» Instruction a
Collect every line of the entries below that contains the string "atlantic", treating uppercase and lowercase as distinct.

» Excerpt provided

================================

Chat with us, powered by LiveChat

Never Give Up on a Question

You just asked: “Based on your LinkedIn, I figured that you have a hand in improving x and, y, is that right?”

Your prospect replies: “Wait a sec. Now, what is it that your company does, exactly?”

How do you respond?

If you’re like most cold callers, your prospect’s abrupt, tangential response will prompt you to make a critical mistake.3526522573_8f40a675b6

If you’re like most cold callers, you’ll give up on your question, launch into a disjointed spiel about everything your company offers, and then you’ll shyly ask the prospect if you managed to pique her interest at all. Your prospect will say, “No thanks,” and then she’ll hang up.

Allowing your prospect to skip over your question and ask one of her own cedes control of the conversation. It also implies that what you asked was unimportant.

Consider a parallel scenario. There’s no way you’d stand for this sort of reversal maneuver in conversation with a friend.

How would you feel if you asked your friend if she’d be free for dinner tomorrow night, and instead of answering your question, she replies by asking you if you saw the final minutes of yesterday’s ball game?

Would you then offer a detailed analysis of each player’s performance? Not a chance.

And in your cold calls, too, there’s a better way.

In your cold calls, when your prospect skips over your question and asks you one of her own, she’s expressing skepticism that your conversation plan aligns with her best interests. If you flat out ignore your prospect’s question, you prove that her concerns don’t matter to you, so the key is to walk a middle line.

================================

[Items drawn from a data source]
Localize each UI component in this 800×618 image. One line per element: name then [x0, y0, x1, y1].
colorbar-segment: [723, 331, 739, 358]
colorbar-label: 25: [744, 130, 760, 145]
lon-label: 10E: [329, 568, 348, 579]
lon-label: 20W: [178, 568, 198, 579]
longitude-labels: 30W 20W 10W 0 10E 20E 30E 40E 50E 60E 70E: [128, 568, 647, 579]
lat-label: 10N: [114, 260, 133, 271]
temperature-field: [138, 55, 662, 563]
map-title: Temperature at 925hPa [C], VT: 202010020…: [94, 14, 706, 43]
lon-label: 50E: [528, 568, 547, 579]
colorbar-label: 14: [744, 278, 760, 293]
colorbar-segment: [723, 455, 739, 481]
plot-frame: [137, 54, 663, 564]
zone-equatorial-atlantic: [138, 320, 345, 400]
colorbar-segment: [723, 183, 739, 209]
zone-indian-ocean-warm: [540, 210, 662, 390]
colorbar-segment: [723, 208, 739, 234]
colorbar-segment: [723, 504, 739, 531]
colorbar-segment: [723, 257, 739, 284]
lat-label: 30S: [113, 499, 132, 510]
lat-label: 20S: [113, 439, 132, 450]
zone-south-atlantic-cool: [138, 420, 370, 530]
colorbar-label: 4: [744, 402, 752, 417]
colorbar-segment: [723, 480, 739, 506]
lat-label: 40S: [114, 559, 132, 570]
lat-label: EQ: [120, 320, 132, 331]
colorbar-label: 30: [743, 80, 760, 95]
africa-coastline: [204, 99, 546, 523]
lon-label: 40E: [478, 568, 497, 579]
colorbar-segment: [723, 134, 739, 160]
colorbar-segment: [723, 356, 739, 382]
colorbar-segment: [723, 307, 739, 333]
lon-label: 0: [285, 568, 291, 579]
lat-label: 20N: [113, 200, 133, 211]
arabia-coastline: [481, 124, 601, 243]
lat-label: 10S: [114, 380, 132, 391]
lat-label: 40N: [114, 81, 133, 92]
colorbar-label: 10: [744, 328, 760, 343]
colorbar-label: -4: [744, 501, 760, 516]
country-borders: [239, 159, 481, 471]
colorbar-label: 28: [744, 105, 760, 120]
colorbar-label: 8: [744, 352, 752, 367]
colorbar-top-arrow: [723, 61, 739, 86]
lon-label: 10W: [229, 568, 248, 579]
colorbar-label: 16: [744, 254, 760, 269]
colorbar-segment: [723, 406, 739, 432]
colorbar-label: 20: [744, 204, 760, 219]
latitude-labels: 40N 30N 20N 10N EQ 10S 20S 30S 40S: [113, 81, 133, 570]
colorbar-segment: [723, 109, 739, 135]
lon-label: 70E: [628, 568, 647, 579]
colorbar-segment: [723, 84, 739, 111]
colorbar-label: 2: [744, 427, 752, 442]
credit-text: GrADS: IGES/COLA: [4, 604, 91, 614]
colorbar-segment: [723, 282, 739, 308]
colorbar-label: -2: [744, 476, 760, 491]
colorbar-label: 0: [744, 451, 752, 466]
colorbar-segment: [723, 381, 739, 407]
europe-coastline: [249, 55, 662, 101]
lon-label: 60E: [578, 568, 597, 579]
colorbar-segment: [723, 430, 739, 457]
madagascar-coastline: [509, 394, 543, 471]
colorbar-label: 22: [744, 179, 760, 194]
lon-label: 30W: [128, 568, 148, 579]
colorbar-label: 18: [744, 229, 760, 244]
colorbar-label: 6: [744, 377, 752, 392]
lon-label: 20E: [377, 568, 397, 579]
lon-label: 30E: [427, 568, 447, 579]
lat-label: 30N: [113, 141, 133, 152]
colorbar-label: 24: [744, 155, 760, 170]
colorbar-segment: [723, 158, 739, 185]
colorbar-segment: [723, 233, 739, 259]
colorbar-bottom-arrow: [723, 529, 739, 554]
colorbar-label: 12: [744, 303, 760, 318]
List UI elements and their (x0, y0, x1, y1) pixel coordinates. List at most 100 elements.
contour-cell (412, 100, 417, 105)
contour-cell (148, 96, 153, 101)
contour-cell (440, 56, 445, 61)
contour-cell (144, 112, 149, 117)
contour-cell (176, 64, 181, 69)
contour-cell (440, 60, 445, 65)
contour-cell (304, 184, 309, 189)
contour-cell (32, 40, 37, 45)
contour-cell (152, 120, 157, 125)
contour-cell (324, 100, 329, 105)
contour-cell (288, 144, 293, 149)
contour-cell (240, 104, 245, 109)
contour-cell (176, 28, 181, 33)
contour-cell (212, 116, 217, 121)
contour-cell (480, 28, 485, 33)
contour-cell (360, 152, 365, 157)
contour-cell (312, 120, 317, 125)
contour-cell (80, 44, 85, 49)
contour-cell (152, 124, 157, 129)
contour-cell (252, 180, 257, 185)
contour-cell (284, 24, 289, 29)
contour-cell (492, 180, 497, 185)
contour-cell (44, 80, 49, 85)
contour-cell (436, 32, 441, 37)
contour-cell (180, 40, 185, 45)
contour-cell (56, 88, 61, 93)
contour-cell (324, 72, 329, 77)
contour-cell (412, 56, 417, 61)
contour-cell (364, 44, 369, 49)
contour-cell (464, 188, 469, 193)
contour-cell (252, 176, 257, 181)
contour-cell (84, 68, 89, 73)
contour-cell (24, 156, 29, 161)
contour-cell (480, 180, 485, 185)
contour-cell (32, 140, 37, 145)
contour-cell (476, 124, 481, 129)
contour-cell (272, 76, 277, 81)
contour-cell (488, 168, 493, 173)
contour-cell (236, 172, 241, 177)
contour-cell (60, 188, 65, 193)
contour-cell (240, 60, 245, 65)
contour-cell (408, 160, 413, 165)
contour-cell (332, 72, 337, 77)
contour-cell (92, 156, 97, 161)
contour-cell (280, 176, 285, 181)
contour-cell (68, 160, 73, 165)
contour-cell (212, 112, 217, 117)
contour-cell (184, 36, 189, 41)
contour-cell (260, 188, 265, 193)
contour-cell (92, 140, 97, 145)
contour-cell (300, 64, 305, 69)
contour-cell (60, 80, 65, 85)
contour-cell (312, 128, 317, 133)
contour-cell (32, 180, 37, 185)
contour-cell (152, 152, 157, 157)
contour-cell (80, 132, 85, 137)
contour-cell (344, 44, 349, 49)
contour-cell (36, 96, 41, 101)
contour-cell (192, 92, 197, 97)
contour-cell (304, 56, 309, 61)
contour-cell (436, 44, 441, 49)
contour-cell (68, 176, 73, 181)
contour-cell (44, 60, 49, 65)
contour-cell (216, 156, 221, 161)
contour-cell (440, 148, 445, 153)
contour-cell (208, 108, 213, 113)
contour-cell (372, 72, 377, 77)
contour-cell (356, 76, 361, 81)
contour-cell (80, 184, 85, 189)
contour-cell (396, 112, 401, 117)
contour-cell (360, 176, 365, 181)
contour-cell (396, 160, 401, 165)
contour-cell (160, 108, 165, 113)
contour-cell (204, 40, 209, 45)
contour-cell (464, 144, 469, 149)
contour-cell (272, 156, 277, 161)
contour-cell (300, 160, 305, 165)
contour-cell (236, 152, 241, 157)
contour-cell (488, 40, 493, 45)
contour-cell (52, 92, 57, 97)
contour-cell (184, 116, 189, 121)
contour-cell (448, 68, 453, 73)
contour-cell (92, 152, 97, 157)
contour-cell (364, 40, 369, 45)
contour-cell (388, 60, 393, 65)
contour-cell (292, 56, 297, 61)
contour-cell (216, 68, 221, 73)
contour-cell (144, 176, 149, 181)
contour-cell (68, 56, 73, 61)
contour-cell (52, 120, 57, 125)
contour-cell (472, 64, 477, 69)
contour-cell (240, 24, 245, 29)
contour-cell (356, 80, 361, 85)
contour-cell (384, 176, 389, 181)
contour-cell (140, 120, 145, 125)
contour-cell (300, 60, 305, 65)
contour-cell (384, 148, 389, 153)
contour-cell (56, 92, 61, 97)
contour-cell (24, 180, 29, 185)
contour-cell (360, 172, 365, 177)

================================

» Instruction b
Write the next part of the cold-calling article above, picking up right after its final sentence.

» Final result a
zone-equatorial-atlantic: [138, 320, 345, 400]
zone-south-atlantic-cool: [138, 420, 370, 530]

» Final result b
Answer your prospect’s question in as few words as possible, then use your answer to explain why your question was important.

Let’s rerun our first example.

You: “Based on your LinkedIn, I figured that you have a hand in improving xand y, is that right?”

Prospect: “Wait a sec. Now what is it that your company does, exactly?”

You: “Oh, of course. We’re a tech company that tackles challenges in x and y, which is why I wanted to see if you have a hand in either of those areas.”

When you return to your question and justify it, you prove that you’ve thought out the conversation plan more than your prospect has. Once she sees that you aren’t wasting her time with unimportant questions, she’ll be far less likely to reverse your questions throughout the rest of the conversation.

Ultimately, by briefly answering your prospect’s question and using it to justify yours, you have a) diffused tension by giving your prospect the answer she asked for, b) maintained control of the conversation by continuing to question, and c) built trust by demonstrating that your questions have value.

Never give up on a question.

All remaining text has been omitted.